#### RECORDS PROVIDED ####

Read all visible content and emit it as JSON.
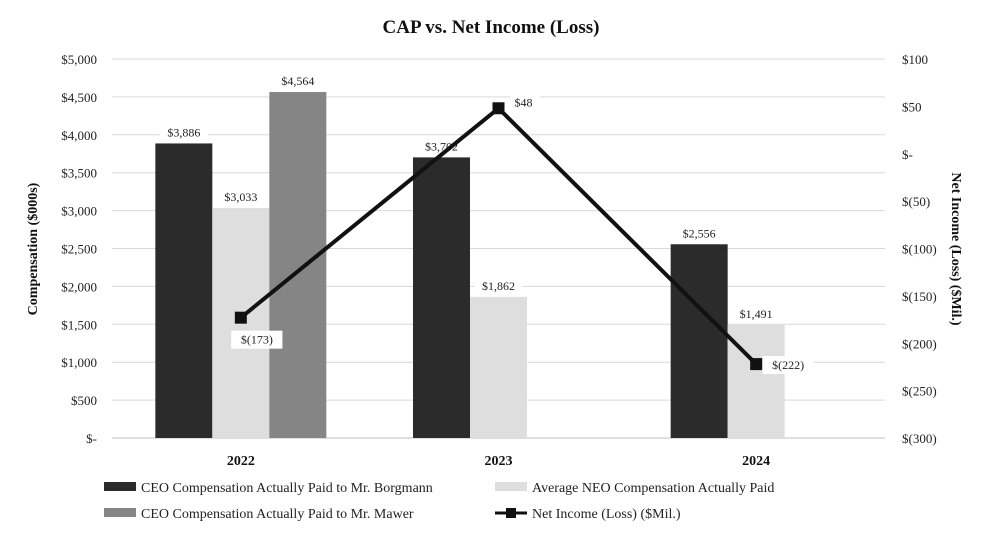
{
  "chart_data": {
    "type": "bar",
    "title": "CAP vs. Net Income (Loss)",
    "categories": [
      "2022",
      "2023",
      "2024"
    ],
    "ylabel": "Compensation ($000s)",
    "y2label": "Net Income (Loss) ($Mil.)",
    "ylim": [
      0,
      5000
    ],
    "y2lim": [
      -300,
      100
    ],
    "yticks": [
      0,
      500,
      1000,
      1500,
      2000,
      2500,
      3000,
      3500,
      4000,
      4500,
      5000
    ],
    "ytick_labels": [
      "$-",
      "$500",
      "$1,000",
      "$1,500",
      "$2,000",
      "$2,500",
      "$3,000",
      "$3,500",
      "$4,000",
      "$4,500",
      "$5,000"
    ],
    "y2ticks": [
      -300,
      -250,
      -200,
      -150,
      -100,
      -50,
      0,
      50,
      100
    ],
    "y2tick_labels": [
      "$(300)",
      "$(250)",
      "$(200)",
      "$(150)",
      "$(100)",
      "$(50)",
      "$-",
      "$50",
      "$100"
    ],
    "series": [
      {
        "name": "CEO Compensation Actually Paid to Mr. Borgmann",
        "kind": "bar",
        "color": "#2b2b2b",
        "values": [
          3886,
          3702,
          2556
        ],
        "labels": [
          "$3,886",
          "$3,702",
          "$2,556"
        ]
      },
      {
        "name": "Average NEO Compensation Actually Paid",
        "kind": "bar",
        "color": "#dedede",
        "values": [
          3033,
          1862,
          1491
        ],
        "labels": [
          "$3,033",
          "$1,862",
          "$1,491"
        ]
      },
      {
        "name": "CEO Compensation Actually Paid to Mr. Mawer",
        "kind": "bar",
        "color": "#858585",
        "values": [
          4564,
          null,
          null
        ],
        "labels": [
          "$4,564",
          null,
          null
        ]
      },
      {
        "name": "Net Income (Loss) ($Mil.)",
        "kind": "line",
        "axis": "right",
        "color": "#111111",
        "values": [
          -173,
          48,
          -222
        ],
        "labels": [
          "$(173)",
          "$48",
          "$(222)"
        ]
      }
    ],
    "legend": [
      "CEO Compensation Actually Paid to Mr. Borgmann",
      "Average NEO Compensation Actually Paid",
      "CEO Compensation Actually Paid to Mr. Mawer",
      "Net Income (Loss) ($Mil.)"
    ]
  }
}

####

**BRIEF**
Using the data above, print every line exactly, omitting pictures.

**EXERCISE OUTPUT**
Read all visible content and emit it as JSON.
{
  "chart_data": {
    "type": "bar",
    "title": "CAP vs. Net Income (Loss)",
    "categories": [
      "2022",
      "2023",
      "2024"
    ],
    "ylabel": "Compensation ($000s)",
    "y2label": "Net Income (Loss) ($Mil.)",
    "ylim": [
      0,
      5000
    ],
    "y2lim": [
      -300,
      100
    ],
    "yticks": [
      0,
      500,
      1000,
      1500,
      2000,
      2500,
      3000,
      3500,
      4000,
      4500,
      5000
    ],
    "ytick_labels": [
      "$-",
      "$500",
      "$1,000",
      "$1,500",
      "$2,000",
      "$2,500",
      "$3,000",
      "$3,500",
      "$4,000",
      "$4,500",
      "$5,000"
    ],
    "y2ticks": [
      -300,
      -250,
      -200,
      -150,
      -100,
      -50,
      0,
      50,
      100
    ],
    "y2tick_labels": [
      "$(300)",
      "$(250)",
      "$(200)",
      "$(150)",
      "$(100)",
      "$(50)",
      "$-",
      "$50",
      "$100"
    ],
    "series": [
      {
        "name": "CEO Compensation Actually Paid to Mr. Borgmann",
        "kind": "bar",
        "color": "#2b2b2b",
        "values": [
          3886,
          3702,
          2556
        ],
        "labels": [
          "$3,886",
          "$3,702",
          "$2,556"
        ]
      },
      {
        "name": "Average NEO Compensation Actually Paid",
        "kind": "bar",
        "color": "#dedede",
        "values": [
          3033,
          1862,
          1491
        ],
        "labels": [
          "$3,033",
          "$1,862",
          "$1,491"
        ]
      },
      {
        "name": "CEO Compensation Actually Paid to Mr. Mawer",
        "kind": "bar",
        "color": "#858585",
        "values": [
          4564,
          null,
          null
        ],
        "labels": [
          "$4,564",
          null,
          null
        ]
      },
      {
        "name": "Net Income (Loss) ($Mil.)",
        "kind": "line",
        "axis": "right",
        "color": "#111111",
        "values": [
          -173,
          48,
          -222
        ],
        "labels": [
          "$(173)",
          "$48",
          "$(222)"
        ]
      }
    ],
    "legend": [
      "CEO Compensation Actually Paid to Mr. Borgmann",
      "Average NEO Compensation Actually Paid",
      "CEO Compensation Actually Paid to Mr. Mawer",
      "Net Income (Loss) ($Mil.)"
    ]
  }
}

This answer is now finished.